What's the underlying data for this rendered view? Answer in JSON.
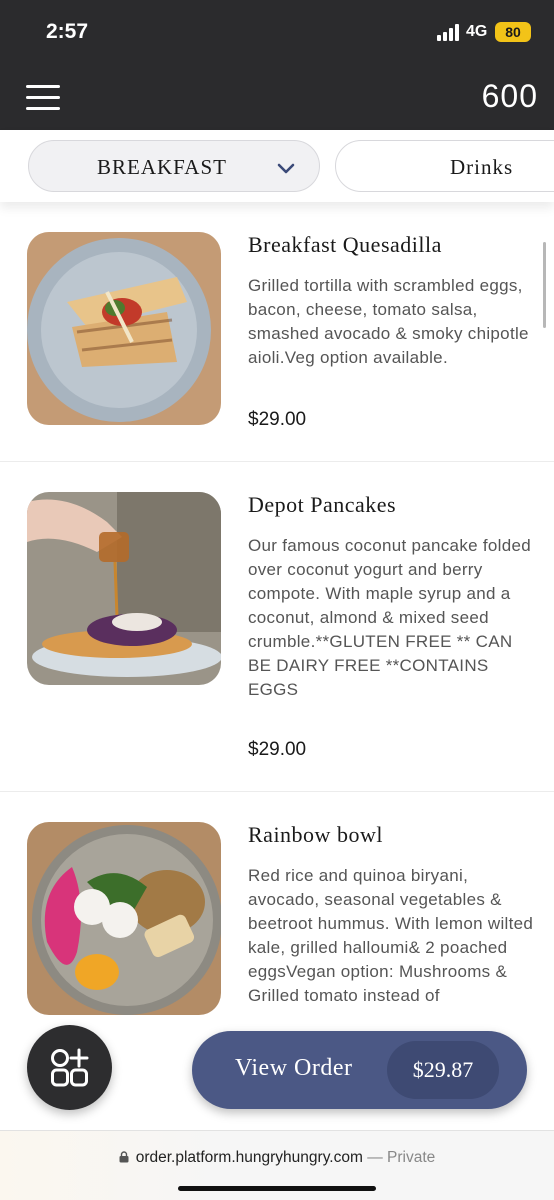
{
  "status_bar": {
    "time": "2:57",
    "network": "4G",
    "battery": "80"
  },
  "header": {
    "count": "600"
  },
  "categories": {
    "selected": "BREAKFAST",
    "next": "Drinks"
  },
  "items": [
    {
      "name": "Breakfast Quesadilla",
      "description": "Grilled tortilla with scrambled eggs, bacon, cheese, tomato salsa, smashed avocado & smoky chipotle aioli.Veg option available.",
      "price": "$29.00"
    },
    {
      "name": "Depot Pancakes",
      "description": "Our famous coconut pancake folded over coconut yogurt and berry compote. With maple syrup and a coconut, almond & mixed seed crumble.**GLUTEN FREE ** CAN BE DAIRY FREE **CONTAINS EGGS",
      "price": "$29.00"
    },
    {
      "name": "Rainbow bowl",
      "description": "Red rice and quinoa biryani, avocado, seasonal vegetables & beetroot hummus. With lemon wilted kale, grilled halloumi& 2 poached eggsVegan option: Mushrooms & Grilled tomato instead of"
    }
  ],
  "order": {
    "label": "View Order",
    "total": "$29.87"
  },
  "browser": {
    "url": "order.platform.hungryhungry.com",
    "separator": " — ",
    "mode": "Private"
  },
  "icons": {
    "menu": "hamburger-icon",
    "chevron": "chevron-down-icon",
    "fab": "grid-plus-icon",
    "lock": "lock-icon"
  },
  "colors": {
    "header_bg": "#2b2b2d",
    "order_button": "#4b5885",
    "battery": "#f2c318"
  }
}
· · · · ·
• _Task requirements_: Set down every entry word for word, but omit the pictures.

• _Written response_:
What's the underlying data for this rendered view? Answer in JSON.
{
  "status_bar": {
    "time": "2:57",
    "network": "4G",
    "battery": "80"
  },
  "header": {
    "count": "600"
  },
  "categories": {
    "selected": "BREAKFAST",
    "next": "Drinks"
  },
  "items": [
    {
      "name": "Breakfast Quesadilla",
      "description": "Grilled tortilla with scrambled eggs, bacon, cheese, tomato salsa, smashed avocado & smoky chipotle aioli.Veg option available.",
      "price": "$29.00"
    },
    {
      "name": "Depot Pancakes",
      "description": "Our famous coconut pancake folded over coconut yogurt and berry compote. With maple syrup and a coconut, almond & mixed seed crumble.**GLUTEN FREE ** CAN BE DAIRY FREE **CONTAINS EGGS",
      "price": "$29.00"
    },
    {
      "name": "Rainbow bowl",
      "description": "Red rice and quinoa biryani, avocado, seasonal vegetables & beetroot hummus. With lemon wilted kale, grilled halloumi& 2 poached eggsVegan option: Mushrooms & Grilled tomato instead of"
    }
  ],
  "order": {
    "label": "View Order",
    "total": "$29.87"
  },
  "browser": {
    "url": "order.platform.hungryhungry.com",
    "separator": " — ",
    "mode": "Private"
  },
  "icons": {
    "menu": "hamburger-icon",
    "chevron": "chevron-down-icon",
    "fab": "grid-plus-icon",
    "lock": "lock-icon"
  },
  "colors": {
    "header_bg": "#2b2b2d",
    "order_button": "#4b5885",
    "battery": "#f2c318"
  }
}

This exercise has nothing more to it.